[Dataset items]
***
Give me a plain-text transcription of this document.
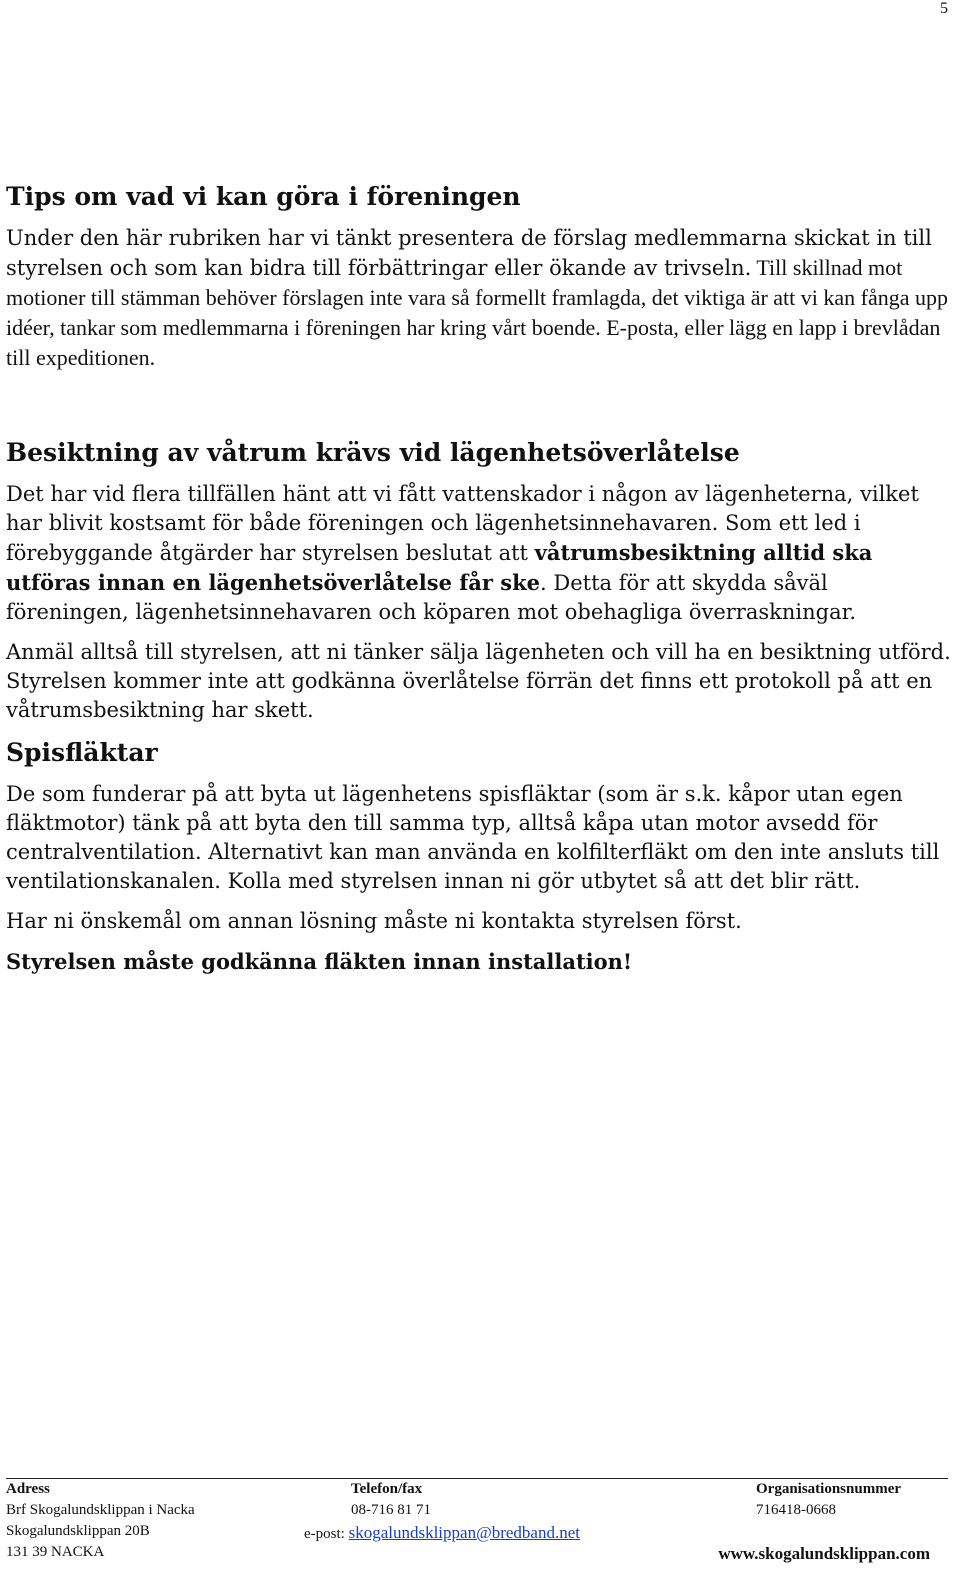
5
Tips om vad vi kan göra i föreningen

Under den här rubriken har vi tänkt presentera de förslag medlemmarna skickat in till styrelsen och som kan bidra till förbättringar eller ökande av trivseln. Till skillnad mot motioner till stämman behöver förslagen inte vara så formellt framlagda, det viktiga är att vi kan fånga upp idéer, tankar som medlemmarna i föreningen har kring vårt boende. E-posta, eller lägg en lapp i brevlådan till expeditionen.

Besiktning av våtrum krävs vid lägenhetsöverlåtelse

Det har vid flera tillfällen hänt att vi fått vattenskador i någon av lägenheterna, vilket har blivit kostsamt för både föreningen och lägenhetsinnehavaren. Som ett led i förebyggande åtgärder har styrelsen beslutat att våtrumsbesiktning alltid ska utföras innan en lägenhetsöverlåtelse får ske. Detta för att skydda såväl föreningen, lägenhetsinnehavaren och köparen mot obehagliga överraskningar.

Anmäl alltså till styrelsen, att ni tänker sälja lägenheten och vill ha en besiktning utförd. Styrelsen kommer inte att godkänna överlåtelse förrän det finns ett protokoll på att en våtrumsbesiktning har skett.

Spisfläktar

De som funderar på att byta ut lägenhetens spisfläktar (som är s.k. kåpor utan egen fläktmotor) tänk på att byta den till samma typ, alltså kåpa utan motor avsedd för centralventilation. Alternativt kan man använda en kolfilterfläkt om den inte ansluts till ventilationskanalen. Kolla med styrelsen innan ni gör utbytet så att det blir rätt.

Har ni önskemål om annan lösning måste ni kontakta styrelsen först.

Styrelsen måste godkänna fläkten innan installation!

Adress	Telefon/fax	Organisationsnummer
Brf Skogalundsklippan i Nacka	08-716 81 71	716418-0668
Skogalundsklippan 20B	e-post: skogalundsklippan@bredband.net
131 39 NACKA	www.skogalundsklippan.com
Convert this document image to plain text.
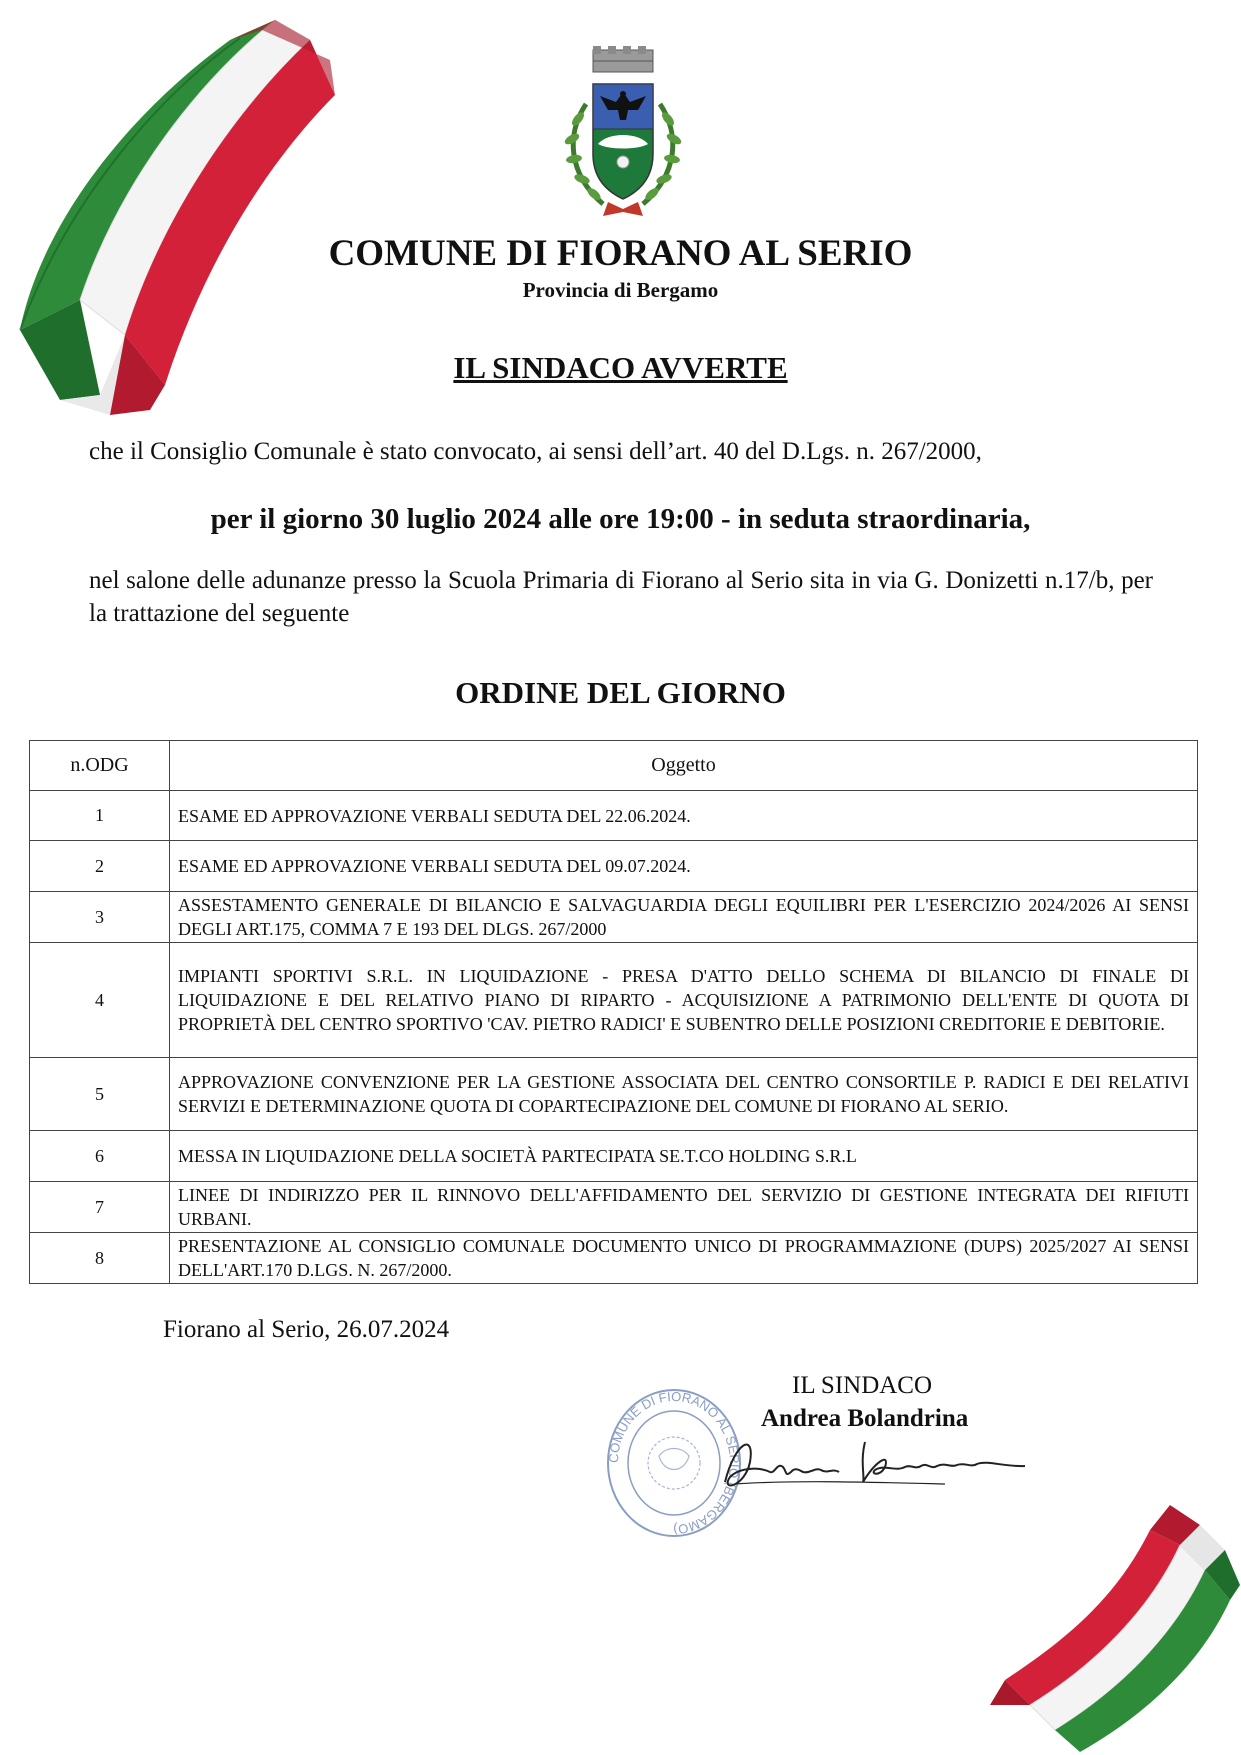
COMUNE DI FIORANO AL SERIO
Provincia di Bergamo
IL SINDACO AVVERTE
che il Consiglio Comunale è stato convocato, ai sensi dell’art. 40 del D.Lgs. n. 267/2000,
per il giorno 30 luglio 2024 alle ore 19:00 - in seduta straordinaria,
nel salone delle adunanze presso la Scuola Primaria di Fiorano al Serio sita in via G. Donizetti n.17/b, per la trattazione del seguente
ORDINE DEL GIORNO
n.ODG	Oggetto
1	ESAME ED APPROVAZIONE VERBALI SEDUTA DEL 22.06.2024.
2	ESAME ED APPROVAZIONE VERBALI SEDUTA DEL 09.07.2024.
3	ASSESTAMENTO GENERALE DI BILANCIO E SALVAGUARDIA DEGLI EQUILIBRI PER L'ESERCIZIO 2024/2026 AI SENSI DEGLI ART.175, COMMA 7 E 193 DEL DLGS. 267/2000
4	IMPIANTI SPORTIVI S.R.L. IN LIQUIDAZIONE - PRESA D'ATTO DELLO SCHEMA DI BILANCIO DI FINALE DI LIQUIDAZIONE E DEL RELATIVO PIANO DI RIPARTO - ACQUISIZIONE A PATRIMONIO DELL'ENTE DI QUOTA DI PROPRIETÀ DEL CENTRO SPORTIVO 'CAV. PIETRO RADICI' E SUBENTRO DELLE POSIZIONI CREDITORIE E DEBITORIE.
5	APPROVAZIONE CONVENZIONE PER LA GESTIONE ASSOCIATA DEL CENTRO CONSORTILE P. RADICI E DEI RELATIVI SERVIZI E DETERMINAZIONE QUOTA DI COPARTECIPAZIONE DEL COMUNE DI FIORANO AL SERIO.
6	MESSA IN LIQUIDAZIONE DELLA SOCIETÀ PARTECIPATA SE.T.CO HOLDING S.R.L
7	LINEE DI INDIRIZZO PER IL RINNOVO DELL'AFFIDAMENTO DEL SERVIZIO DI GESTIONE INTEGRATA DEI RIFIUTI URBANI.
8	PRESENTAZIONE AL CONSIGLIO COMUNALE DOCUMENTO UNICO DI PROGRAMMAZIONE (DUPS) 2025/2027 AI SENSI DELL'ART.170 D.LGS. N. 267/2000.
Fiorano al Serio, 26.07.2024
COMUNE DI FIORANO AL SERIO (BERGAMO)
IL SINDACO
Andrea Bolandrina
***
Given task: Quote every record above exactly, leaving out any pictures.

Response to the task:
Give me a plain-text transcription of this document.
5
Tips om vad vi kan göra i föreningen

Under den här rubriken har vi tänkt presentera de förslag medlemmarna skickat in till styrelsen och som kan bidra till förbättringar eller ökande av trivseln. Till skillnad mot motioner till stämman behöver förslagen inte vara så formellt framlagda, det viktiga är att vi kan fånga upp idéer, tankar som medlemmarna i föreningen har kring vårt boende. E-posta, eller lägg en lapp i brevlådan till expeditionen.

Besiktning av våtrum krävs vid lägenhetsöverlåtelse

Det har vid flera tillfällen hänt att vi fått vattenskador i någon av lägenheterna, vilket har blivit kostsamt för både föreningen och lägenhetsinnehavaren. Som ett led i förebyggande åtgärder har styrelsen beslutat att våtrumsbesiktning alltid ska utföras innan en lägenhetsöverlåtelse får ske. Detta för att skydda såväl föreningen, lägenhetsinnehavaren och köparen mot obehagliga överraskningar.

Anmäl alltså till styrelsen, att ni tänker sälja lägenheten och vill ha en besiktning utförd. Styrelsen kommer inte att godkänna överlåtelse förrän det finns ett protokoll på att en våtrumsbesiktning har skett.

Spisfläktar

De som funderar på att byta ut lägenhetens spisfläktar (som är s.k. kåpor utan egen fläktmotor) tänk på att byta den till samma typ, alltså kåpa utan motor avsedd för centralventilation. Alternativt kan man använda en kolfilterfläkt om den inte ansluts till ventilationskanalen. Kolla med styrelsen innan ni gör utbytet så att det blir rätt.

Har ni önskemål om annan lösning måste ni kontakta styrelsen först.

Styrelsen måste godkänna fläkten innan installation!

Adress	Telefon/fax	Organisationsnummer
Brf Skogalundsklippan i Nacka	08-716 81 71	716418-0668
Skogalundsklippan 20B	e-post: skogalundsklippan@bredband.net
131 39 NACKA	www.skogalundsklippan.com
Convert this document image to plain text.
COMUNE DI FIORANO AL SERIO
Provincia di Bergamo
IL SINDACO AVVERTE
che il Consiglio Comunale è stato convocato, ai sensi dell’art. 40 del D.Lgs. n. 267/2000,
per il giorno 30 luglio 2024 alle ore 19:00 - in seduta straordinaria,
nel salone delle adunanze presso la Scuola Primaria di Fiorano al Serio sita in via G. Donizetti n.17/b, per la trattazione del seguente
ORDINE DEL GIORNO
n.ODG	Oggetto
1	ESAME ED APPROVAZIONE VERBALI SEDUTA DEL 22.06.2024.
2	ESAME ED APPROVAZIONE VERBALI SEDUTA DEL 09.07.2024.
3	ASSESTAMENTO GENERALE DI BILANCIO E SALVAGUARDIA DEGLI EQUILIBRI PER L'ESERCIZIO 2024/2026 AI SENSI DEGLI ART.175, COMMA 7 E 193 DEL DLGS. 267/2000
4	IMPIANTI SPORTIVI S.R.L. IN LIQUIDAZIONE - PRESA D'ATTO DELLO SCHEMA DI BILANCIO DI FINALE DI LIQUIDAZIONE E DEL RELATIVO PIANO DI RIPARTO - ACQUISIZIONE A PATRIMONIO DELL'ENTE DI QUOTA DI PROPRIETÀ DEL CENTRO SPORTIVO 'CAV. PIETRO RADICI' E SUBENTRO DELLE POSIZIONI CREDITORIE E DEBITORIE.
5	APPROVAZIONE CONVENZIONE PER LA GESTIONE ASSOCIATA DEL CENTRO CONSORTILE P. RADICI E DEI RELATIVI SERVIZI E DETERMINAZIONE QUOTA DI COPARTECIPAZIONE DEL COMUNE DI FIORANO AL SERIO.
6	MESSA IN LIQUIDAZIONE DELLA SOCIETÀ PARTECIPATA SE.T.CO HOLDING S.R.L
7	LINEE DI INDIRIZZO PER IL RINNOVO DELL'AFFIDAMENTO DEL SERVIZIO DI GESTIONE INTEGRATA DEI RIFIUTI URBANI.
8	PRESENTAZIONE AL CONSIGLIO COMUNALE DOCUMENTO UNICO DI PROGRAMMAZIONE (DUPS) 2025/2027 AI SENSI DELL'ART.170 D.LGS. N. 267/2000.
Fiorano al Serio, 26.07.2024
COMUNE DI FIORANO AL SERIO (BERGAMO)
IL SINDACO
Andrea Bolandrina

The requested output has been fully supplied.